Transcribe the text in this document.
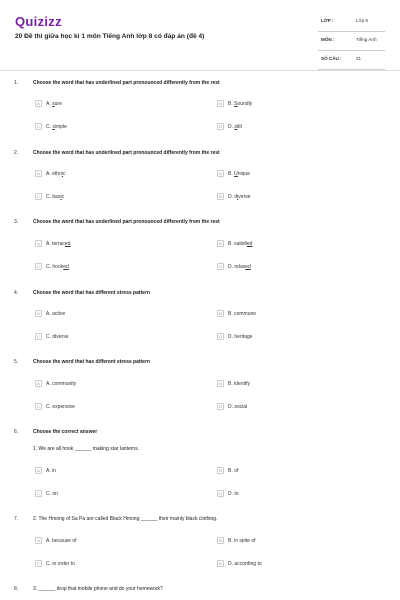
Quizizz
20 Đề thi giữa học kì 1 môn Tiếng Anh lớp 8 có đáp án (đề 4)
LỚP :	Lớp 8
MÔN :	Tiếng Anh
SỐ CÂU :	21
1.	Choose the word that has underlined part pronounced differently from the rest
A	A. sure	B	B. Soundly
C	C. simple	D	D. stilt
2.	Choose the word that has underlined part pronounced differently from the rest
A	A. ethnic	B	B. Unique
C	C. basic	D	D. diverse
3.	Choose the word that has underlined part pronounced differently from the rest
A	A. terraced	B	B. satisfied
C	C. hooked	D	D. relaxed
4.	Choose the word that has different stress pattern
A	A. active	B	B. commune
C	C. diverse	D	D. heritage
5.	Choose the word that has different stress pattern
A	A. community	B	B. identify
C	C. expensive	D	D. social
6.	Choose the correct answer
1. We are all hook ______ making star lanterns.
A	A. in	B	B. of
C	C. on	D	D. to
7.	2. The Hmong of Sa Pa are called Black Hmong ______ their mainly black clothing.
A	A. because of	B	B. in spite of
C	C. in order to	D	D. according to
8.	3. ______ drop that mobile phone and do your homework?
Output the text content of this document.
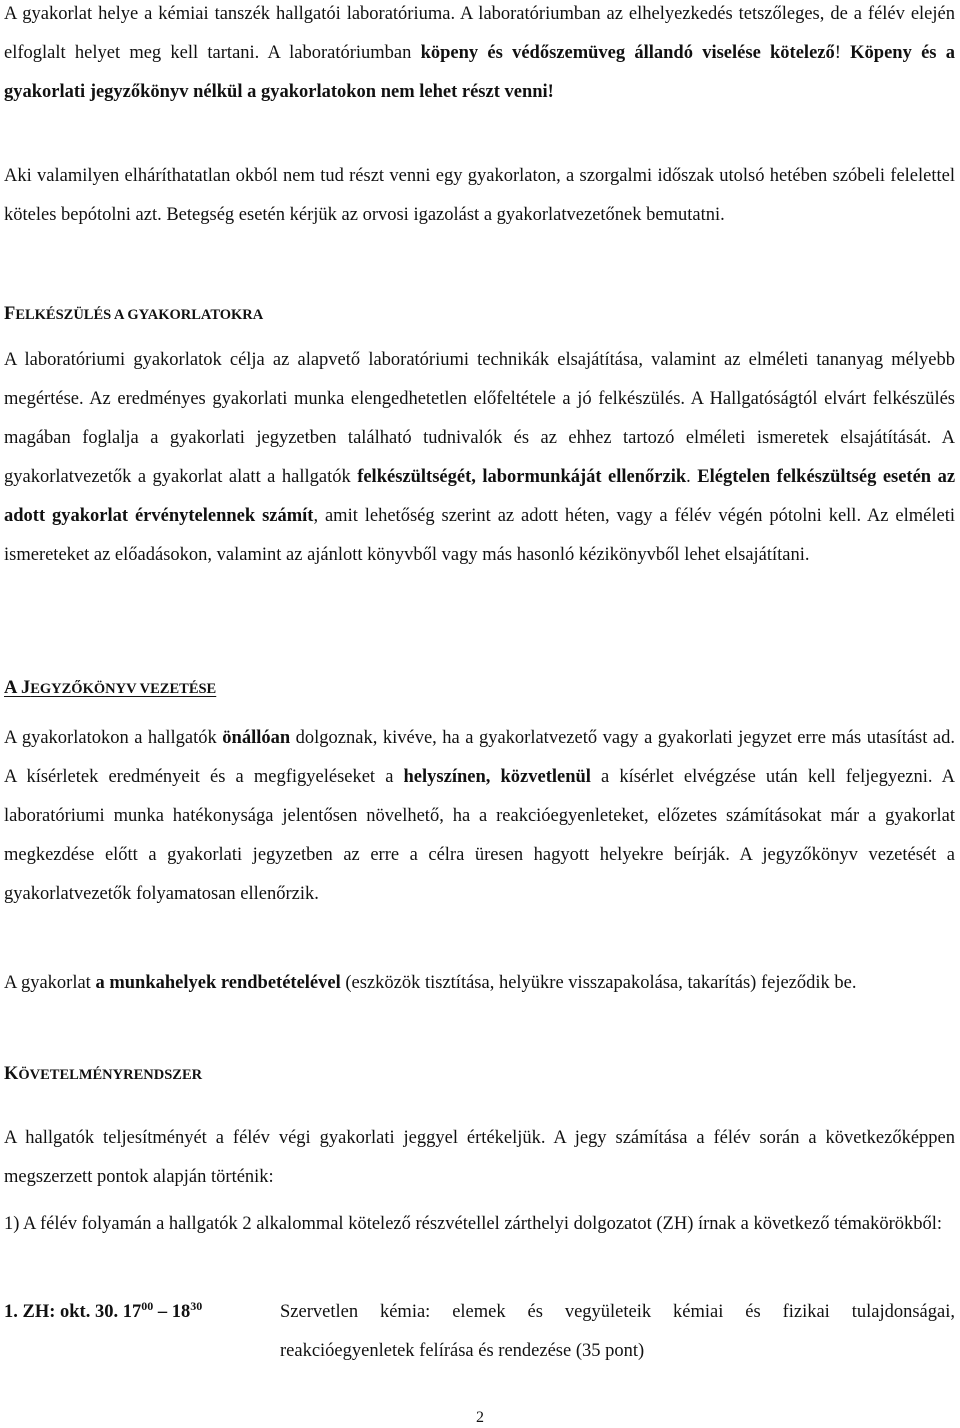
A gyakorlat helye a kémiai tanszék hallgatói laboratóriuma. A laboratóriumban az elhelyezkedés tetszőleges, de a félév elején elfoglalt helyet meg kell tartani. A laboratóriumban köpeny és védőszemüveg állandó viselése kötelező! Köpeny és a gyakorlati jegyzőkönyv nélkül a gyakorlatokon nem lehet részt venni!

Aki valamilyen elháríthatatlan okból nem tud részt venni egy gyakorlaton, a szorgalmi időszak utolsó hetében szóbeli felelettel köteles bepótolni azt. Betegség esetén kérjük az orvosi igazolást a gyakorlatvezetőnek bemutatni.

FELKÉSZÜLÉS A GYAKORLATOKRA

A laboratóriumi gyakorlatok célja az alapvető laboratóriumi technikák elsajátítása, valamint az elméleti tananyag mélyebb megértése. Az eredményes gyakorlati munka elengedhetetlen előfeltétele a jó felkészülés. A Hallgatóságtól elvárt felkészülés magában foglalja a gyakorlati jegyzetben található tudnivalók és az ehhez tartozó elméleti ismeretek elsajátítását. A gyakorlatvezetők a gyakorlat alatt a hallgatók felkészültségét, labormunkáját ellenőrzik. Elégtelen felkészültség esetén az adott gyakorlat érvénytelennek számít, amit lehetőség szerint az adott héten, vagy a félév végén pótolni kell. Az elméleti ismereteket az előadásokon, valamint az ajánlott könyvből vagy más hasonló kézikönyvből lehet elsajátítani.

A JEGYZŐKÖNYV VEZETÉSE

A gyakorlatokon a hallgatók önállóan dolgoznak, kivéve, ha a gyakorlatvezető vagy a gyakorlati jegyzet erre más utasítást ad. A kísérletek eredményeit és a megfigyeléseket a helyszínen, közvetlenül a kísérlet elvégzése után kell feljegyezni. A laboratóriumi munka hatékonysága jelentősen növelhető, ha a reakcióegyenleteket, előzetes számításokat már a gyakorlat megkezdése előtt a gyakorlati jegyzetben az erre a célra üresen hagyott helyekre beírják. A jegyzőkönyv vezetését a gyakorlatvezetők folyamatosan ellenőrzik.

A gyakorlat a munkahelyek rendbetételével (eszközök tisztítása, helyükre visszapakolása, takarítás) fejeződik be.

KÖVETELMÉNYRENDSZER

A hallgatók teljesítményét a félév végi gyakorlati jeggyel értékeljük. A jegy számítása a félév során a következőképpen megszerzett pontok alapján történik:

1) A félév folyamán a hallgatók 2 alkalommal kötelező részvétellel zárthelyi dolgozatot (ZH) írnak a következő témakörökből:

1. ZH: okt. 30. $17^{00} - 18^{30}$	Szervetlen kémia: elemek és vegyületeik kémiai és fizikai tulajdonságai, reakcióegyenletek felírása és rendezése (35 pont)
2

^^^^^^^^^^^^^^^^

→ EXERCISE AIM: Give back only a number, the number of lines where the string "gyakorlati" occurs.

→ EXERCISE SOLUTION: 4